Required task –
Repeat the entire listing exactly.

>> Start Data for processing

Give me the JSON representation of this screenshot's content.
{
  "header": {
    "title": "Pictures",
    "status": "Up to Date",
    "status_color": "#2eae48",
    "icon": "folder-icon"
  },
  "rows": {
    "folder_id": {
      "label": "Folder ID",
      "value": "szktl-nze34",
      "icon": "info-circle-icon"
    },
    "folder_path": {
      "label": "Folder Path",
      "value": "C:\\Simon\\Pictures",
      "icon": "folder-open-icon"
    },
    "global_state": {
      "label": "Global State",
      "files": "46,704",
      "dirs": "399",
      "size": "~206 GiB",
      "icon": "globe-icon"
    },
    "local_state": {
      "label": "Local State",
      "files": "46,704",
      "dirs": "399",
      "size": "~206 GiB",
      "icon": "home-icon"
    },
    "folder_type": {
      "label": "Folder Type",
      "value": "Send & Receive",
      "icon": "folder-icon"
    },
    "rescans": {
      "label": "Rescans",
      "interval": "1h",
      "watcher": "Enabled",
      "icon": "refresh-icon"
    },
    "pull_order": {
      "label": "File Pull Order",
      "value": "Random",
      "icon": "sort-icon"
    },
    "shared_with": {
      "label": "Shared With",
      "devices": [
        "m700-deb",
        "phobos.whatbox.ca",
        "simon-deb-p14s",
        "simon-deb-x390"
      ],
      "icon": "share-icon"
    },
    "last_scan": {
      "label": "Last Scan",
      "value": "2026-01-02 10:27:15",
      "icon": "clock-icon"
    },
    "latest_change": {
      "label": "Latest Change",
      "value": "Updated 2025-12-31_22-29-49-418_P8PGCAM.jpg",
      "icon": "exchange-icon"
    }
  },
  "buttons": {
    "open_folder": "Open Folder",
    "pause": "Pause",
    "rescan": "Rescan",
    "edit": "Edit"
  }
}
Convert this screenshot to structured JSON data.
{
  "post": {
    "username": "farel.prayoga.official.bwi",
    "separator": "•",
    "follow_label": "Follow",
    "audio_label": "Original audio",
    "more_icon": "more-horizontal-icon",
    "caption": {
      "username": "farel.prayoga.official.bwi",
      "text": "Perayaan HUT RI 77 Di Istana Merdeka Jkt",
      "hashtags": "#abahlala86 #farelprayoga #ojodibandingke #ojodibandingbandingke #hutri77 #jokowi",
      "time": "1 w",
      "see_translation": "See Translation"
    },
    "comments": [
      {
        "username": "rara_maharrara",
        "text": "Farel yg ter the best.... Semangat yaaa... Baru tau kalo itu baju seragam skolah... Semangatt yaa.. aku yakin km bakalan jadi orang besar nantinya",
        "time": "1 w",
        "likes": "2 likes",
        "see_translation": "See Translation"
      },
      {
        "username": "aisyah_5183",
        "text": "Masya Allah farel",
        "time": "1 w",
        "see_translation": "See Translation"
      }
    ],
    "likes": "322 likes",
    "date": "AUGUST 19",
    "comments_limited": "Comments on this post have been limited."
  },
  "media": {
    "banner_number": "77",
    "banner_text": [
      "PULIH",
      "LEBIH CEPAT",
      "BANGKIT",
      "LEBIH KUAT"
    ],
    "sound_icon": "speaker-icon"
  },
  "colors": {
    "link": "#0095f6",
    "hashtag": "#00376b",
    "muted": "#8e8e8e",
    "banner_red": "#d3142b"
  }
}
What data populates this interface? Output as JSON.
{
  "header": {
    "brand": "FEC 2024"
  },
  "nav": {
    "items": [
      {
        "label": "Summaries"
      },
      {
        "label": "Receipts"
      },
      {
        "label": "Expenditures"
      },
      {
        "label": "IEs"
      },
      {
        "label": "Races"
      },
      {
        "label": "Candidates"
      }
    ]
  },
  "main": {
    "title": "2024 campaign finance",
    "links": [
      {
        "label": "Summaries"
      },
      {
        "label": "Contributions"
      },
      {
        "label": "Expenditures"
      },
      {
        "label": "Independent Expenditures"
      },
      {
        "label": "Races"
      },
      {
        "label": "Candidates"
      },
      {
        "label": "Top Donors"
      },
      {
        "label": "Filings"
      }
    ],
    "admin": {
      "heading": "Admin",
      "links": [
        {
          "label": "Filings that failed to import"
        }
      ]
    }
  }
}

>> End Data for processing

The reply –
Give me the JSON representation of this screenshot's content.
{
  "header": {
    "title": "Pictures",
    "status": "Up to Date",
    "status_color": "#2eae48",
    "icon": "folder-icon"
  },
  "rows": {
    "folder_id": {
      "label": "Folder ID",
      "value": "szktl-nze34",
      "icon": "info-circle-icon"
    },
    "folder_path": {
      "label": "Folder Path",
      "value": "C:\\Simon\\Pictures",
      "icon": "folder-open-icon"
    },
    "global_state": {
      "label": "Global State",
      "files": "46,704",
      "dirs": "399",
      "size": "~206 GiB",
      "icon": "globe-icon"
    },
    "local_state": {
      "label": "Local State",
      "files": "46,704",
      "dirs": "399",
      "size": "~206 GiB",
      "icon": "home-icon"
    },
    "folder_type": {
      "label": "Folder Type",
      "value": "Send & Receive",
      "icon": "folder-icon"
    },
    "rescans": {
      "label": "Rescans",
      "interval": "1h",
      "watcher": "Enabled",
      "icon": "refresh-icon"
    },
    "pull_order": {
      "label": "File Pull Order",
      "value": "Random",
      "icon": "sort-icon"
    },
    "shared_with": {
      "label": "Shared With",
      "devices": [
        "m700-deb",
        "phobos.whatbox.ca",
        "simon-deb-p14s",
        "simon-deb-x390"
      ],
      "icon": "share-icon"
    },
    "last_scan": {
      "label": "Last Scan",
      "value": "2026-01-02 10:27:15",
      "icon": "clock-icon"
    },
    "latest_change": {
      "label": "Latest Change",
      "value": "Updated 2025-12-31_22-29-49-418_P8PGCAM.jpg",
      "icon": "exchange-icon"
    }
  },
  "buttons": {
    "open_folder": "Open Folder",
    "pause": "Pause",
    "rescan": "Rescan",
    "edit": "Edit"
  }
}
Convert this screenshot to structured JSON data.
{
  "post": {
    "username": "farel.prayoga.official.bwi",
    "separator": "•",
    "follow_label": "Follow",
    "audio_label": "Original audio",
    "more_icon": "more-horizontal-icon",
    "caption": {
      "username": "farel.prayoga.official.bwi",
      "text": "Perayaan HUT RI 77 Di Istana Merdeka Jkt",
      "hashtags": "#abahlala86 #farelprayoga #ojodibandingke #ojodibandingbandingke #hutri77 #jokowi",
      "time": "1 w",
      "see_translation": "See Translation"
    },
    "comments": [
      {
        "username": "rara_maharrara",
        "text": "Farel yg ter the best.... Semangat yaaa... Baru tau kalo itu baju seragam skolah... Semangatt yaa.. aku yakin km bakalan jadi orang besar nantinya",
        "time": "1 w",
        "likes": "2 likes",
        "see_translation": "See Translation"
      },
      {
        "username": "aisyah_5183",
        "text": "Masya Allah farel",
        "time": "1 w",
        "see_translation": "See Translation"
      }
    ],
    "likes": "322 likes",
    "date": "AUGUST 19",
    "comments_limited": "Comments on this post have been limited."
  },
  "media": {
    "banner_number": "77",
    "banner_text": [
      "PULIH",
      "LEBIH CEPAT",
      "BANGKIT",
      "LEBIH KUAT"
    ],
    "sound_icon": "speaker-icon"
  },
  "colors": {
    "link": "#0095f6",
    "hashtag": "#00376b",
    "muted": "#8e8e8e",
    "banner_red": "#d3142b"
  }
}
What data populates this interface? Output as JSON.
{
  "header": {
    "brand": "FEC 2024"
  },
  "nav": {
    "items": [
      {
        "label": "Summaries"
      },
      {
        "label": "Receipts"
      },
      {
        "label": "Expenditures"
      },
      {
        "label": "IEs"
      },
      {
        "label": "Races"
      },
      {
        "label": "Candidates"
      }
    ]
  },
  "main": {
    "title": "2024 campaign finance",
    "links": [
      {
        "label": "Summaries"
      },
      {
        "label": "Contributions"
      },
      {
        "label": "Expenditures"
      },
      {
        "label": "Independent Expenditures"
      },
      {
        "label": "Races"
      },
      {
        "label": "Candidates"
      },
      {
        "label": "Top Donors"
      },
      {
        "label": "Filings"
      }
    ],
    "admin": {
      "heading": "Admin",
      "links": [
        {
          "label": "Filings that failed to import"
        }
      ]
    }
  }
}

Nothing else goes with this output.